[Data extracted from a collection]
——

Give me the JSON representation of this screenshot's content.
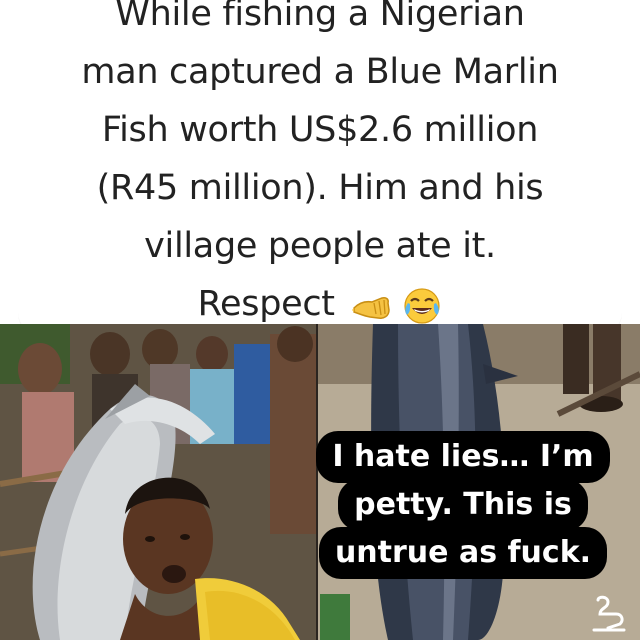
{
  "caption": {
    "lines": [
      "While fishing a Nigerian",
      "man captured a Blue Marlin",
      "Fish worth US$2.6 million",
      "(R45 million). Him and his",
      "village people ate it.",
      "Respect"
    ],
    "emojis": [
      "raised-fist-emoji",
      "face-with-tears-of-joy-emoji"
    ]
  },
  "meme_overlay": {
    "lines": [
      "I hate lies… I’m",
      "petty. This is",
      "untrue as fuck."
    ]
  },
  "photos": {
    "left": "man-with-blue-marlin-photo",
    "right": "blue-marlin-on-ground-photo"
  },
  "colors": {
    "accent": "#e2592c",
    "caption_text": "#222222",
    "overlay_bg": "#000000",
    "overlay_text": "#ffffff"
  }
}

——

(What the task requires) Transcribe the full listing above exactly as it stands, minus the pictures.

(Solution to this task)
Give me the JSON representation of this screenshot's content.
{
  "caption": {
    "lines": [
      "While fishing a Nigerian",
      "man captured a Blue Marlin",
      "Fish worth US$2.6 million",
      "(R45 million). Him and his",
      "village people ate it.",
      "Respect"
    ],
    "emojis": [
      "raised-fist-emoji",
      "face-with-tears-of-joy-emoji"
    ]
  },
  "meme_overlay": {
    "lines": [
      "I hate lies… I’m",
      "petty. This is",
      "untrue as fuck."
    ]
  },
  "photos": {
    "left": "man-with-blue-marlin-photo",
    "right": "blue-marlin-on-ground-photo"
  },
  "colors": {
    "accent": "#e2592c",
    "caption_text": "#222222",
    "overlay_bg": "#000000",
    "overlay_text": "#ffffff"
  }
}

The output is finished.